WHAT YOU NEED TO DO: Output all entries verbatim. Skip pictures.

DATA TO PROCESS:
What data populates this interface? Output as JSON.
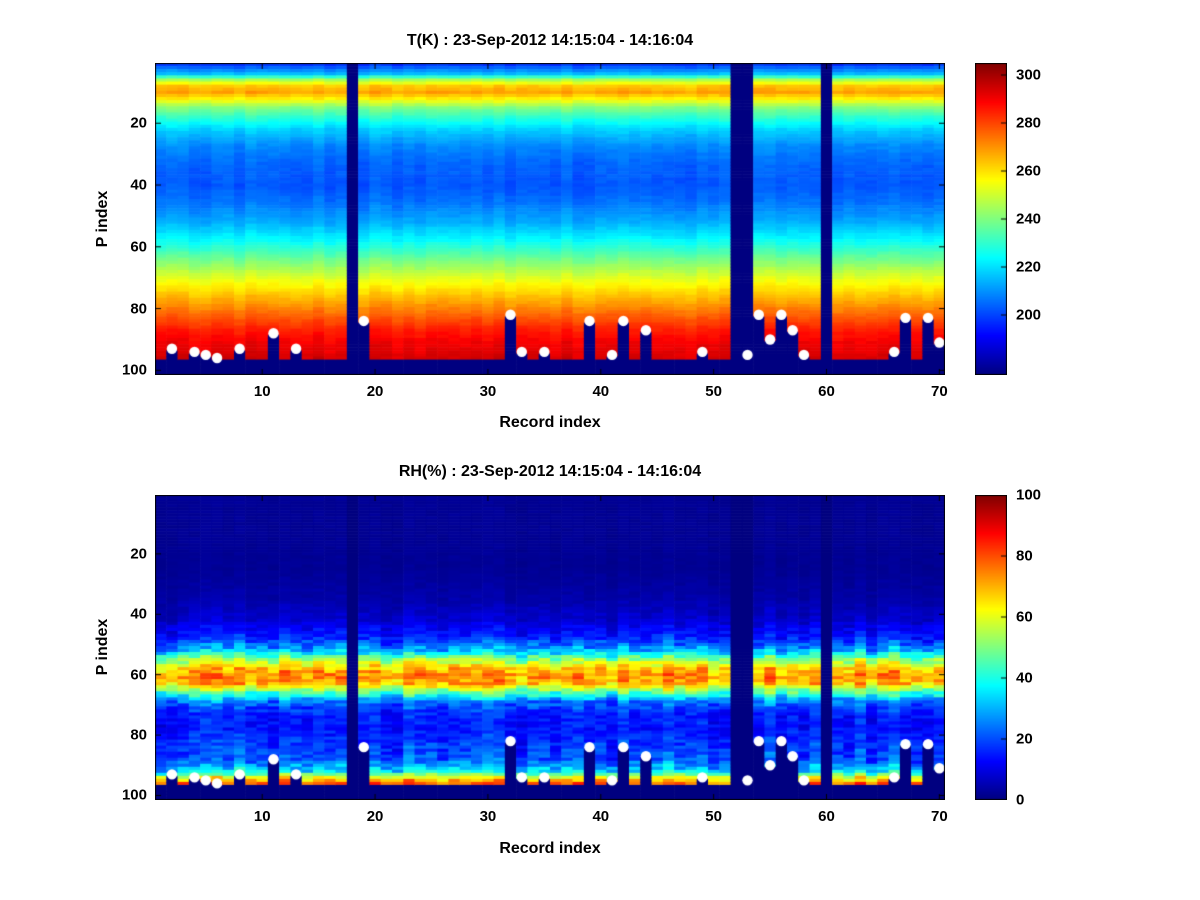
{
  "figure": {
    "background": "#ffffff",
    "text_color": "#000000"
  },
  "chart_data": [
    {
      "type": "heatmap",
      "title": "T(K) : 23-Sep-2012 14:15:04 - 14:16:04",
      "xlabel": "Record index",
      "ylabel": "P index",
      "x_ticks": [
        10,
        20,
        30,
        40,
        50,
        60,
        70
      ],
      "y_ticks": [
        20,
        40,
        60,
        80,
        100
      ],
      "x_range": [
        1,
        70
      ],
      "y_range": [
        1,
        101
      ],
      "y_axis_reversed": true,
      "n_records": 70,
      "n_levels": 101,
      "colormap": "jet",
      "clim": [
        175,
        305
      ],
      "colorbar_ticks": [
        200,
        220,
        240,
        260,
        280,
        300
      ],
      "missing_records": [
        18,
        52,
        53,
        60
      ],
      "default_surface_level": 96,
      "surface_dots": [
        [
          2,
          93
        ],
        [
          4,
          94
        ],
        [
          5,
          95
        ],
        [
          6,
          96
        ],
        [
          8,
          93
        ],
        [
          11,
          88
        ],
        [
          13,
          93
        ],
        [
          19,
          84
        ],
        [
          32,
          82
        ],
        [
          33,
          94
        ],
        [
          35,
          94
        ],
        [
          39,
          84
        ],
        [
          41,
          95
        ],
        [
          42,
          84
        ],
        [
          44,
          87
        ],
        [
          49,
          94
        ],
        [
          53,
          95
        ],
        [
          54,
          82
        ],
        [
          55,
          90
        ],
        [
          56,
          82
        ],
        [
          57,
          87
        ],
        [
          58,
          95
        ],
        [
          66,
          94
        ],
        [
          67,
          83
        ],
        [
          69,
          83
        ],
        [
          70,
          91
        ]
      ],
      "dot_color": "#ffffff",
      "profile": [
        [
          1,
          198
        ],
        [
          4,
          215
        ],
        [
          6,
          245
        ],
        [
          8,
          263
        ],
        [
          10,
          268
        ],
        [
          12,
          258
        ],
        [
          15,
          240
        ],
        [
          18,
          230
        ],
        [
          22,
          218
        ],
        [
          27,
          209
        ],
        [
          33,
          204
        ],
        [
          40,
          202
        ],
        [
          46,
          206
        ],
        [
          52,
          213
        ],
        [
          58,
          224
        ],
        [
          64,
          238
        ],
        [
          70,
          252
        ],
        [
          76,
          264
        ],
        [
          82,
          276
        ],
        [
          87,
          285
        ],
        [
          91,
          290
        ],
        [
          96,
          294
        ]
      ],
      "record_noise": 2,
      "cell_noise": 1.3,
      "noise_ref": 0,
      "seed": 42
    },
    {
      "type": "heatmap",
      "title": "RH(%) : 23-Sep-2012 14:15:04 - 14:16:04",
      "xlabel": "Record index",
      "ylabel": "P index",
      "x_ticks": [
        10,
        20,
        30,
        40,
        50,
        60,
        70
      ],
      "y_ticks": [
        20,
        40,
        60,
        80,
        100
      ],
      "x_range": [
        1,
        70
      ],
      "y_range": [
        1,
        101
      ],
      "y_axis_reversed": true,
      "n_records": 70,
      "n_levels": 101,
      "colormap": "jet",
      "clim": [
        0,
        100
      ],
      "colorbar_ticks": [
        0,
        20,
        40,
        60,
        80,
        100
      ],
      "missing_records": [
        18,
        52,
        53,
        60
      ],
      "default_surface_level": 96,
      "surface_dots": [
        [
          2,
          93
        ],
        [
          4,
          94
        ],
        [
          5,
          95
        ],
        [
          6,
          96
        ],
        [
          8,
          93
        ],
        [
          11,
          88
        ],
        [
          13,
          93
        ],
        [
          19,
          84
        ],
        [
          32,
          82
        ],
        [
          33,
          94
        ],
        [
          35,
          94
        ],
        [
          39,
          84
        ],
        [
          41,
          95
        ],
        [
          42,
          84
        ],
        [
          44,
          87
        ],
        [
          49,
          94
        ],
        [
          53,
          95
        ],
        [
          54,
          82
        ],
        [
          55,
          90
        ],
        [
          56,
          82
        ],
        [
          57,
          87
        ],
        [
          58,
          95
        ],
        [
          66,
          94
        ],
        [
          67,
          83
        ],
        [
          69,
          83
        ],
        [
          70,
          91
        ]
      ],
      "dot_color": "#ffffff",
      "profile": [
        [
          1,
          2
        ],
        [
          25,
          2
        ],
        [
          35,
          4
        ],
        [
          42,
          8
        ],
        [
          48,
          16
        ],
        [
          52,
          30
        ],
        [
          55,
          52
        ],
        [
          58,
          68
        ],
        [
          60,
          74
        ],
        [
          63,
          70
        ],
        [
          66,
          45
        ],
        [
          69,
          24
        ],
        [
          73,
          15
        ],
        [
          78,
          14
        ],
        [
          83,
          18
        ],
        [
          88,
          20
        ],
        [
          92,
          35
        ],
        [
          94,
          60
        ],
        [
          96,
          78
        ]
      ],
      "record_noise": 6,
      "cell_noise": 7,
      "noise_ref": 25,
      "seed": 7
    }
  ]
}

CORRECT RESPONSE:
What data populates this interface? Output as JSON.
{
  "figure": {
    "background": "#ffffff",
    "text_color": "#000000"
  },
  "chart_data": [
    {
      "type": "heatmap",
      "title": "T(K) : 23-Sep-2012 14:15:04 - 14:16:04",
      "xlabel": "Record index",
      "ylabel": "P index",
      "x_ticks": [
        10,
        20,
        30,
        40,
        50,
        60,
        70
      ],
      "y_ticks": [
        20,
        40,
        60,
        80,
        100
      ],
      "x_range": [
        1,
        70
      ],
      "y_range": [
        1,
        101
      ],
      "y_axis_reversed": true,
      "n_records": 70,
      "n_levels": 101,
      "colormap": "jet",
      "clim": [
        175,
        305
      ],
      "colorbar_ticks": [
        200,
        220,
        240,
        260,
        280,
        300
      ],
      "missing_records": [
        18,
        52,
        53,
        60
      ],
      "default_surface_level": 96,
      "surface_dots": [
        [
          2,
          93
        ],
        [
          4,
          94
        ],
        [
          5,
          95
        ],
        [
          6,
          96
        ],
        [
          8,
          93
        ],
        [
          11,
          88
        ],
        [
          13,
          93
        ],
        [
          19,
          84
        ],
        [
          32,
          82
        ],
        [
          33,
          94
        ],
        [
          35,
          94
        ],
        [
          39,
          84
        ],
        [
          41,
          95
        ],
        [
          42,
          84
        ],
        [
          44,
          87
        ],
        [
          49,
          94
        ],
        [
          53,
          95
        ],
        [
          54,
          82
        ],
        [
          55,
          90
        ],
        [
          56,
          82
        ],
        [
          57,
          87
        ],
        [
          58,
          95
        ],
        [
          66,
          94
        ],
        [
          67,
          83
        ],
        [
          69,
          83
        ],
        [
          70,
          91
        ]
      ],
      "dot_color": "#ffffff",
      "profile": [
        [
          1,
          198
        ],
        [
          4,
          215
        ],
        [
          6,
          245
        ],
        [
          8,
          263
        ],
        [
          10,
          268
        ],
        [
          12,
          258
        ],
        [
          15,
          240
        ],
        [
          18,
          230
        ],
        [
          22,
          218
        ],
        [
          27,
          209
        ],
        [
          33,
          204
        ],
        [
          40,
          202
        ],
        [
          46,
          206
        ],
        [
          52,
          213
        ],
        [
          58,
          224
        ],
        [
          64,
          238
        ],
        [
          70,
          252
        ],
        [
          76,
          264
        ],
        [
          82,
          276
        ],
        [
          87,
          285
        ],
        [
          91,
          290
        ],
        [
          96,
          294
        ]
      ],
      "record_noise": 2,
      "cell_noise": 1.3,
      "noise_ref": 0,
      "seed": 42
    },
    {
      "type": "heatmap",
      "title": "RH(%) : 23-Sep-2012 14:15:04 - 14:16:04",
      "xlabel": "Record index",
      "ylabel": "P index",
      "x_ticks": [
        10,
        20,
        30,
        40,
        50,
        60,
        70
      ],
      "y_ticks": [
        20,
        40,
        60,
        80,
        100
      ],
      "x_range": [
        1,
        70
      ],
      "y_range": [
        1,
        101
      ],
      "y_axis_reversed": true,
      "n_records": 70,
      "n_levels": 101,
      "colormap": "jet",
      "clim": [
        0,
        100
      ],
      "colorbar_ticks": [
        0,
        20,
        40,
        60,
        80,
        100
      ],
      "missing_records": [
        18,
        52,
        53,
        60
      ],
      "default_surface_level": 96,
      "surface_dots": [
        [
          2,
          93
        ],
        [
          4,
          94
        ],
        [
          5,
          95
        ],
        [
          6,
          96
        ],
        [
          8,
          93
        ],
        [
          11,
          88
        ],
        [
          13,
          93
        ],
        [
          19,
          84
        ],
        [
          32,
          82
        ],
        [
          33,
          94
        ],
        [
          35,
          94
        ],
        [
          39,
          84
        ],
        [
          41,
          95
        ],
        [
          42,
          84
        ],
        [
          44,
          87
        ],
        [
          49,
          94
        ],
        [
          53,
          95
        ],
        [
          54,
          82
        ],
        [
          55,
          90
        ],
        [
          56,
          82
        ],
        [
          57,
          87
        ],
        [
          58,
          95
        ],
        [
          66,
          94
        ],
        [
          67,
          83
        ],
        [
          69,
          83
        ],
        [
          70,
          91
        ]
      ],
      "dot_color": "#ffffff",
      "profile": [
        [
          1,
          2
        ],
        [
          25,
          2
        ],
        [
          35,
          4
        ],
        [
          42,
          8
        ],
        [
          48,
          16
        ],
        [
          52,
          30
        ],
        [
          55,
          52
        ],
        [
          58,
          68
        ],
        [
          60,
          74
        ],
        [
          63,
          70
        ],
        [
          66,
          45
        ],
        [
          69,
          24
        ],
        [
          73,
          15
        ],
        [
          78,
          14
        ],
        [
          83,
          18
        ],
        [
          88,
          20
        ],
        [
          92,
          35
        ],
        [
          94,
          60
        ],
        [
          96,
          78
        ]
      ],
      "record_noise": 6,
      "cell_noise": 7,
      "noise_ref": 25,
      "seed": 7
    }
  ]
}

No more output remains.